Scan the lines below for the string "WWSSN" and copy every one that has it.

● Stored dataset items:
— BEGIN —

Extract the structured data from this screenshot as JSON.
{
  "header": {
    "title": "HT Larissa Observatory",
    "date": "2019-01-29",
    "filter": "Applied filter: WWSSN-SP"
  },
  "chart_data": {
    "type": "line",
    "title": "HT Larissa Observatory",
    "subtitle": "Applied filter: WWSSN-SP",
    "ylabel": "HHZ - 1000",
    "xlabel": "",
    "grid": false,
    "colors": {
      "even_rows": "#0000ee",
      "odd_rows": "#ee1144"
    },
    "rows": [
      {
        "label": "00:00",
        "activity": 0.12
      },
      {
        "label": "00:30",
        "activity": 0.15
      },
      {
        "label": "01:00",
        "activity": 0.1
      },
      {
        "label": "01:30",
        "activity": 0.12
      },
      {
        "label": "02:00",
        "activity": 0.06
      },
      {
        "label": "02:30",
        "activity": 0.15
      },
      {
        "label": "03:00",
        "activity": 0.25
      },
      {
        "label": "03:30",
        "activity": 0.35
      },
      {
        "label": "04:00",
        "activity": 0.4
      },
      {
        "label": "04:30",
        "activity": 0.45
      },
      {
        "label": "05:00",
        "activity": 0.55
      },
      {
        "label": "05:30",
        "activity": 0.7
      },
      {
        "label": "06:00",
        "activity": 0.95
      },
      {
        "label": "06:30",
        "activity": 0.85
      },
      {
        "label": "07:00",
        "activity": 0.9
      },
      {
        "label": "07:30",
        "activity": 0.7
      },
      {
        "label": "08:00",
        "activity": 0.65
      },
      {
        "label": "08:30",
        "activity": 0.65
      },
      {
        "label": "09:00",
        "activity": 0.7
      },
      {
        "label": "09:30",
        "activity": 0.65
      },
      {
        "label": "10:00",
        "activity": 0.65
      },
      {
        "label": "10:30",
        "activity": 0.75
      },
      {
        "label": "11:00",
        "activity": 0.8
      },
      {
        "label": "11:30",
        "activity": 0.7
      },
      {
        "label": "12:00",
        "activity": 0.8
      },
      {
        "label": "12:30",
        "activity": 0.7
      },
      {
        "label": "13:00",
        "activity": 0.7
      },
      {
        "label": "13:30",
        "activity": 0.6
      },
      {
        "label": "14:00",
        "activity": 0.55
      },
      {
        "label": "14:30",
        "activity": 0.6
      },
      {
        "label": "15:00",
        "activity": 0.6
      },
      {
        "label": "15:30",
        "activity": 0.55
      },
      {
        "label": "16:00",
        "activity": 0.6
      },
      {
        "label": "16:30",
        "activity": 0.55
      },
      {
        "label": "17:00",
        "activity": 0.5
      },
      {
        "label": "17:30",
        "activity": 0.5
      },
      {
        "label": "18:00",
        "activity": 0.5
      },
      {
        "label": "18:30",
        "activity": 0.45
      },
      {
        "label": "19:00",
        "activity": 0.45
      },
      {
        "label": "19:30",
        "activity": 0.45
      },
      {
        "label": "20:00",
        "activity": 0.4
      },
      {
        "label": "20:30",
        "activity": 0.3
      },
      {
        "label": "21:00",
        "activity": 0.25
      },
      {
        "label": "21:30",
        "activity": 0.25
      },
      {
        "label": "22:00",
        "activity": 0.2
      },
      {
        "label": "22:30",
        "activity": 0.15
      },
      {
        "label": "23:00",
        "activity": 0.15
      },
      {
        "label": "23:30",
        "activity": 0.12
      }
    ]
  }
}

— END —

● TASK RESPONSE:
    "filter": "Applied filter: WWSSN-SP"
    "subtitle": "Applied filter: WWSSN-SP",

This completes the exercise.